**WRITTEN REQUEST:**
Copy out every line that contains the word "Spinach".

**GIVEN RECORDS:**
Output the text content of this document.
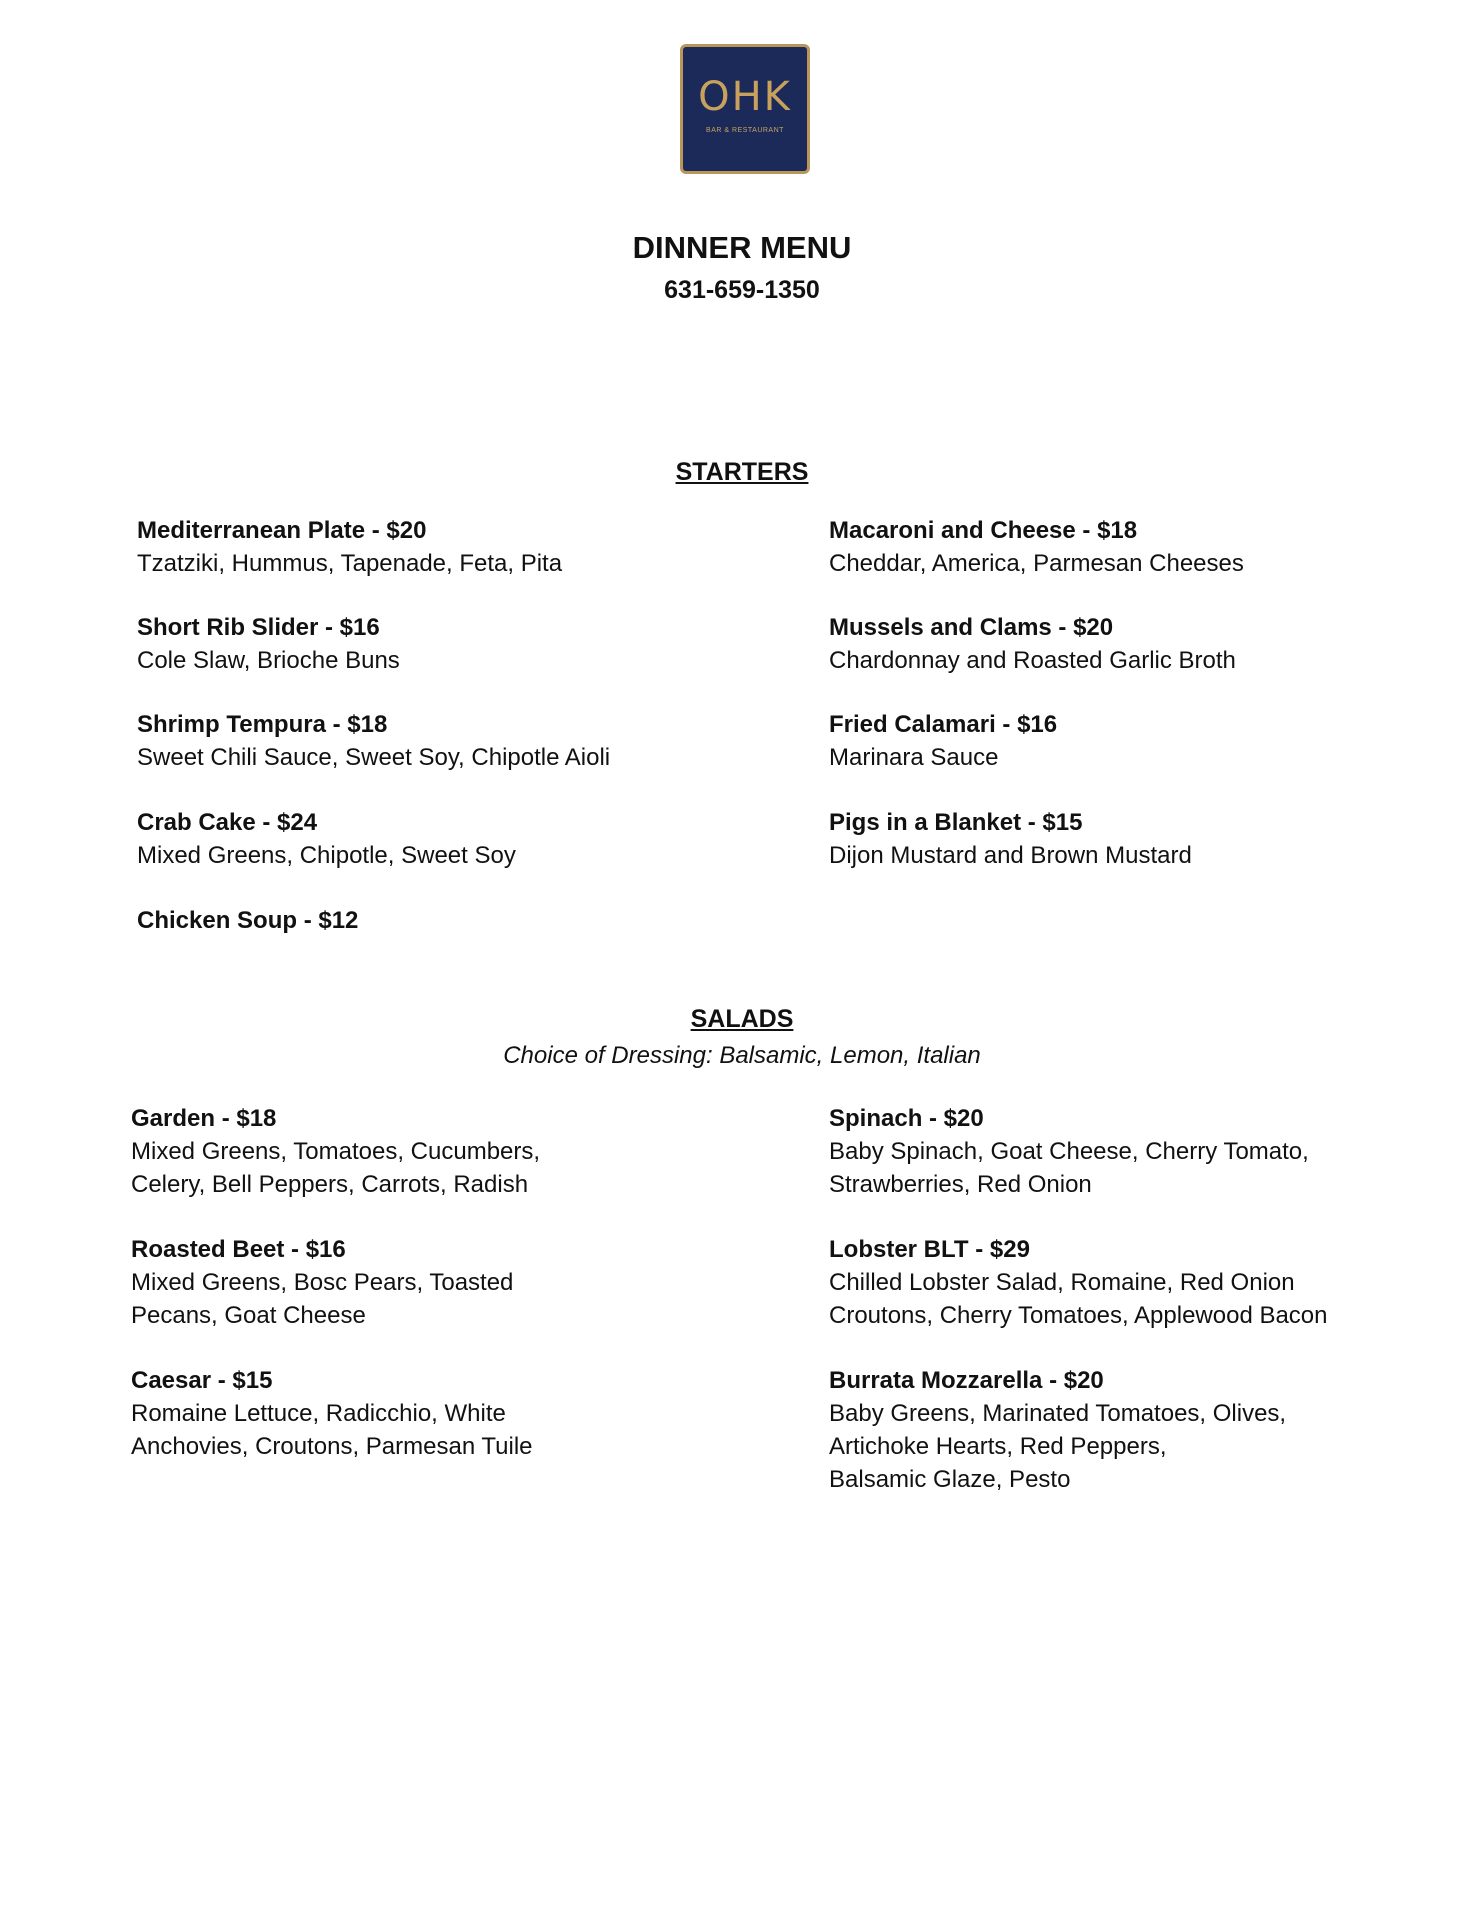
OHK
BAR & RESTAURANT
DINNER MENU
631-659-1350
STARTERS
Mediterranean Plate - $20
Tzatziki, Hummus, Tapenade, Feta, Pita
Short Rib Slider - $16
Cole Slaw, Brioche Buns
Shrimp Tempura - $18
Sweet Chili Sauce, Sweet Soy, Chipotle Aioli
Crab Cake - $24
Mixed Greens, Chipotle, Sweet Soy
Chicken Soup - $12
Macaroni and Cheese - $18
Cheddar, America, Parmesan Cheeses
Mussels and Clams - $20
Chardonnay and Roasted Garlic Broth
Fried Calamari - $16
Marinara Sauce
Pigs in a Blanket - $15
Dijon Mustard and Brown Mustard
SALADS
Choice of Dressing: Balsamic, Lemon, Italian
Garden - $18
Mixed Greens, Tomatoes, Cucumbers,
Celery, Bell Peppers, Carrots, Radish
Roasted Beet - $16
Mixed Greens, Bosc Pears, Toasted
Pecans, Goat Cheese
Caesar - $15
Romaine Lettuce, Radicchio, White
Anchovies, Croutons, Parmesan Tuile
Spinach - $20
Baby Spinach, Goat Cheese, Cherry Tomato,
Strawberries, Red Onion
Lobster BLT - $29
Chilled Lobster Salad, Romaine, Red Onion
Croutons, Cherry Tomatoes, Applewood Bacon
Burrata Mozzarella - $20
Baby Greens, Marinated Tomatoes, Olives,
Artichoke Hearts, Red Peppers,
Balsamic Glaze, Pesto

**ANSWER TO THIS PROBLEM:**
Spinach - $20
Baby Spinach, Goat Cheese, Cherry Tomato,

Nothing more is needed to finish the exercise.